# DOCUMENT SECTION

--- start ---

After I went to public school for kindergarten and grade school, my parents put me in a parochial school that had K-12 on the same grounds but with each school in a different building(–i.e., K, 1-5, 6-8, 9-12). While I thoroughly enjoyed the experience, I acknowledge and understand that many parents do not want their 6-yr olds mingling with 17-yr olds for fear of bullying, peer pressure, academic degradation from getting “lost in the crowd”, etc. But my past experiences tell me there are ways to minimize these risks should they materialize–i.e., different grades using different entrances, tiered class and lunch schedules, etc.

As for the closing of Anna Yates Elementary which sits East of San Pablo Avenue, the great majority of our fellow Emeryville residents live West of San Pablo Avenue. I believe ensuring our children’s safety is paramount and that includes keeping them from having to cross our City’s busiest streets–e.g., San Pablo and 40th, on their way to and from school.

9). Can you reference any conversations you’ve had with the owners of any non-publicly subsidized businesses in our city and do you get the sense that they’re thriving or struggling and what their sentiment toward operating in our city is?
The two big issues at the top of everyone’s mind right now are the Minimum Wage Ordinance (MWO) that was enacted last year and the Fair Work Week (FWW) or predictable workers schedule currently being considered by the council.

While I believe in the ideals of earning a livable wage and having reasonable certainty in work schedules, I think these are rights that every Californian should have and for the city council to enact such legislation ahead of our neighboring towns puts our businesses at a distinct disadvantage. The council is forcing Emeryville businesses to take risks and accept burdens that could have been easily mitigated, if not avoided altogether, by taking a regional approach instep with Berkeley and/or Oakland. I am pledging my willingness to reach out to other cities to create a regional approach.


With the loss of the Emeryville Chamber of Commerce last year, small business no longer has the voice on the council it once did. To many, it feels like the current council is succumbing to ideological pressures from labor groups to help non-Emeryville residents at the expense of Emeryville businesses. Again, while the council’s intentions are good, the result will be a serious threat to Emeryville’s privately owned restaurants, bars, clothing stores, etc., effectively gutting our vibrant community, expediting the growth of big box chain stores, and “gentrifying” our community’s businesses.

--- end ---

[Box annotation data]
--- start ---

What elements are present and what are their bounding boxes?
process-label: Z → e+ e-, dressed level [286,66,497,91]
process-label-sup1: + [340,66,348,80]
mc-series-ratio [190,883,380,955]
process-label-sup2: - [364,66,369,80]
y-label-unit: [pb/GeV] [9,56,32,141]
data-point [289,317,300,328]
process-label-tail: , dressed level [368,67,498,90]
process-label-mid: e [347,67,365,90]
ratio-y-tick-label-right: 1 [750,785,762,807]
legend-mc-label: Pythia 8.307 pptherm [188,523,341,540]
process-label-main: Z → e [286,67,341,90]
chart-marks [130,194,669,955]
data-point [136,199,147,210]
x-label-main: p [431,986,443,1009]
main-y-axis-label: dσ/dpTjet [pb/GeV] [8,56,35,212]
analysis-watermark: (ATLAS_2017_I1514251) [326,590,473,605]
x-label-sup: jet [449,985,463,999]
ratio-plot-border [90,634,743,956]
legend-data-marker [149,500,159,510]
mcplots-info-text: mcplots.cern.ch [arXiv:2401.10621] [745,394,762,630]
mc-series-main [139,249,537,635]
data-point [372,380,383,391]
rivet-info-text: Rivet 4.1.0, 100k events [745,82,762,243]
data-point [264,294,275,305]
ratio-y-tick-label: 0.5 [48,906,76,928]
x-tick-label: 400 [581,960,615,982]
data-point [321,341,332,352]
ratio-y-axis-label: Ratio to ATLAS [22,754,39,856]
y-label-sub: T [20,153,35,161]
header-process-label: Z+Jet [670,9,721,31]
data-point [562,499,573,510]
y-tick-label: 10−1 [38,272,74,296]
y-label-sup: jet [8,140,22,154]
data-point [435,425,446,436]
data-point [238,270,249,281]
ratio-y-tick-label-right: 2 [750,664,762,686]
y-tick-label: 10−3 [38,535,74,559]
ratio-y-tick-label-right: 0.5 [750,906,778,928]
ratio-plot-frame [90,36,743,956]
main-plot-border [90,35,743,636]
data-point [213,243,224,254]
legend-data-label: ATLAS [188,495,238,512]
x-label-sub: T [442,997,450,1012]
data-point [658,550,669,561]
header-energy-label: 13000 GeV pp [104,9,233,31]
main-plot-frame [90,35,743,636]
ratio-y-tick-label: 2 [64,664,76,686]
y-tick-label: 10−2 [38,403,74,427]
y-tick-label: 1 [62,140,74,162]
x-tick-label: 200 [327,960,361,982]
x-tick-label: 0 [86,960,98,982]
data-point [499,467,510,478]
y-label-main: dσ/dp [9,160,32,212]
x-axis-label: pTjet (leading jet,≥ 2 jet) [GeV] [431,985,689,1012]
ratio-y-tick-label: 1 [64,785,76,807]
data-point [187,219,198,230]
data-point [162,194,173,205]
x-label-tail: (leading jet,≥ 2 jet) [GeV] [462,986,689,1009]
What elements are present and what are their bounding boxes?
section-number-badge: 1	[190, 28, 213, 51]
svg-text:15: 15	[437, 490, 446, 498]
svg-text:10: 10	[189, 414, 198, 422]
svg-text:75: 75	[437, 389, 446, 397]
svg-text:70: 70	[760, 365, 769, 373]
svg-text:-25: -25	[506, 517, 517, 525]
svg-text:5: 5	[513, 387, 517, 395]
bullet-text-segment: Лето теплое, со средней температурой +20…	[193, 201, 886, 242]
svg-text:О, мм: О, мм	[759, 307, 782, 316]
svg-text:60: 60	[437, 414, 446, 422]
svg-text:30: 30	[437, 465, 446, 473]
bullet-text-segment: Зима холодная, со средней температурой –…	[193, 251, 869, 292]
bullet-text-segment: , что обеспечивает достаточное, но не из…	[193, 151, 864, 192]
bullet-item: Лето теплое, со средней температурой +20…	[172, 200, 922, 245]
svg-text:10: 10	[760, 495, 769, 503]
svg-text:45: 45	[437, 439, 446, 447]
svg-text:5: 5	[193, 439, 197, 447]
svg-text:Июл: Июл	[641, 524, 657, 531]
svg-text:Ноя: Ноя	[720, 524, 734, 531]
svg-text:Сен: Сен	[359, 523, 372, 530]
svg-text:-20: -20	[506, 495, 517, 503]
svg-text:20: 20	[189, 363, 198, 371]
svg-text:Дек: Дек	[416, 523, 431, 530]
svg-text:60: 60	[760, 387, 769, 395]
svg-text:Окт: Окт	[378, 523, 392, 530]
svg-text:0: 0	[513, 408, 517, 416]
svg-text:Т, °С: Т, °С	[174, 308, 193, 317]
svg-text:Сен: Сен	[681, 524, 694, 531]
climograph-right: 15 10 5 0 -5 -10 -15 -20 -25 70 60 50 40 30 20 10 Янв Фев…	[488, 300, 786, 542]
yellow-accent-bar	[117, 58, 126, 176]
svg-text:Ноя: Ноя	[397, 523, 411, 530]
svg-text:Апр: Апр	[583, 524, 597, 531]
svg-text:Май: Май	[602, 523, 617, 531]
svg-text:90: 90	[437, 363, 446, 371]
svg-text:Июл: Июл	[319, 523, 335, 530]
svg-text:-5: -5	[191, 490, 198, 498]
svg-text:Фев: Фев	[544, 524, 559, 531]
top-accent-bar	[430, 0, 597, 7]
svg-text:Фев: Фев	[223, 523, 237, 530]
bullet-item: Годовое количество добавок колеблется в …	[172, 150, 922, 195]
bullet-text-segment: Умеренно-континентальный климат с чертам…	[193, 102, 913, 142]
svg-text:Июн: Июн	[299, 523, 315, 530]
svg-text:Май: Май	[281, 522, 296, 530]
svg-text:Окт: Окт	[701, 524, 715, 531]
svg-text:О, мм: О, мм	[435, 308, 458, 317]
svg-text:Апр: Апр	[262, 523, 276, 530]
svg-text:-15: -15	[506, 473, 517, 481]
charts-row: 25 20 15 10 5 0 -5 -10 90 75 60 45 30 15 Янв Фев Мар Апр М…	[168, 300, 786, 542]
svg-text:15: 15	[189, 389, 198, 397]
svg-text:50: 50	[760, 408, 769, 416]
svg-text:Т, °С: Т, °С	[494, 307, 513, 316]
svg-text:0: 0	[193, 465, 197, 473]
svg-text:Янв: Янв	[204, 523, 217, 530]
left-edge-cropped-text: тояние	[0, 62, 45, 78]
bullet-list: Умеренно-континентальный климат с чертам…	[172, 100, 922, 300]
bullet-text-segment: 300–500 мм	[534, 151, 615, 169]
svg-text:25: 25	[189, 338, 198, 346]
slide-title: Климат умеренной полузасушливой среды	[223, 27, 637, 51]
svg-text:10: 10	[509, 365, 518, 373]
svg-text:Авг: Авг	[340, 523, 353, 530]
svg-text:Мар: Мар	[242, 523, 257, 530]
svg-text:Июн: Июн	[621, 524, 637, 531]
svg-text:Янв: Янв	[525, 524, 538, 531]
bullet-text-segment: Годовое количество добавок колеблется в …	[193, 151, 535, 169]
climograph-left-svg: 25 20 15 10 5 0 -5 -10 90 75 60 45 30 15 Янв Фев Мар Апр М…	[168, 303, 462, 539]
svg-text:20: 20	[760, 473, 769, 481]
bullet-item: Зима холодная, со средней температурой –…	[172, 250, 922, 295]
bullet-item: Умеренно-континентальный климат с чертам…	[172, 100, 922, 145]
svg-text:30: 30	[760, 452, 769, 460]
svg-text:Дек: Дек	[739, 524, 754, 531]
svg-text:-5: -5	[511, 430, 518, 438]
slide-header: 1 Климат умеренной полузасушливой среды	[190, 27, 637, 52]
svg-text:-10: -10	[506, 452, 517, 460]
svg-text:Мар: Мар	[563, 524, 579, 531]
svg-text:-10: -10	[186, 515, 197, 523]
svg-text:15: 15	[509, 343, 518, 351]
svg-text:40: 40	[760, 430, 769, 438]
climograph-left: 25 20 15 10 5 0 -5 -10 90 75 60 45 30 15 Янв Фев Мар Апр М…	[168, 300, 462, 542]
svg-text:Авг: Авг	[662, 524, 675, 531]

--- end ---

# PROBLEMS TO WORK ON
[a] Answer these from the Emeryville passage:
(i) Which elementary school sits East of San Pablo Avenue?
(ii) What does the abbreviation MWO stand for?
(iii) Which organization was lost last year?
[b] Extend the Emeryville passage beyond its final sentence.
The lines above are separate material and have no connection to the Emeryville passage.

# ANSWERS FOR THE EXERCISE
[a]
(i) Anna Yates Elementary
(ii) Minimum Wage Ordinance
(iii) The Emeryville Chamber of Commerce

[b]
10). Is retaining and in fact growing our base of small businesses important to you and what will you commit to doing to help small businesses thrive in our city if elected?
If elected, there are two things I would champion from the very outset to help small business in Emeryville:

First, I would seek to reopen the discussion on the MWO and FWW, analyse the impact these ordinances are having on local business, seek public comment, and ask the serious question of whether Emeryville’s minimum wage hikes needs to be throttled back to match Berkeley and/or Oakland in order to stop small businesses from leaving Emeryville.

Second, with the loss of Emeryville’s Chamber of Commerce, I want the council to take a more active role in supporting and incentivizing local businesses. If elected I will be a voice for local business in city government. I pledge to regularly meet with local business owners who cannot attend every city council meeting to ensure their concerns are addressed. I believe networking local businesses, Emeryville residents and community groups builds a “vibrant community” by promoting business participation in community charities and events, and creates a built-in support network.

11). Governor Jerry Brown recently signed a $15 minimum wage into state law that includes gradual increases and “off-ramps” in the event of economic consequences. If the impacts of our local MWO are proven to have the negative impacts that were predicted by business, would you be willing to “pause” ours and defer to the state model? Do you see the advantage of a regional approach to passing economic policies?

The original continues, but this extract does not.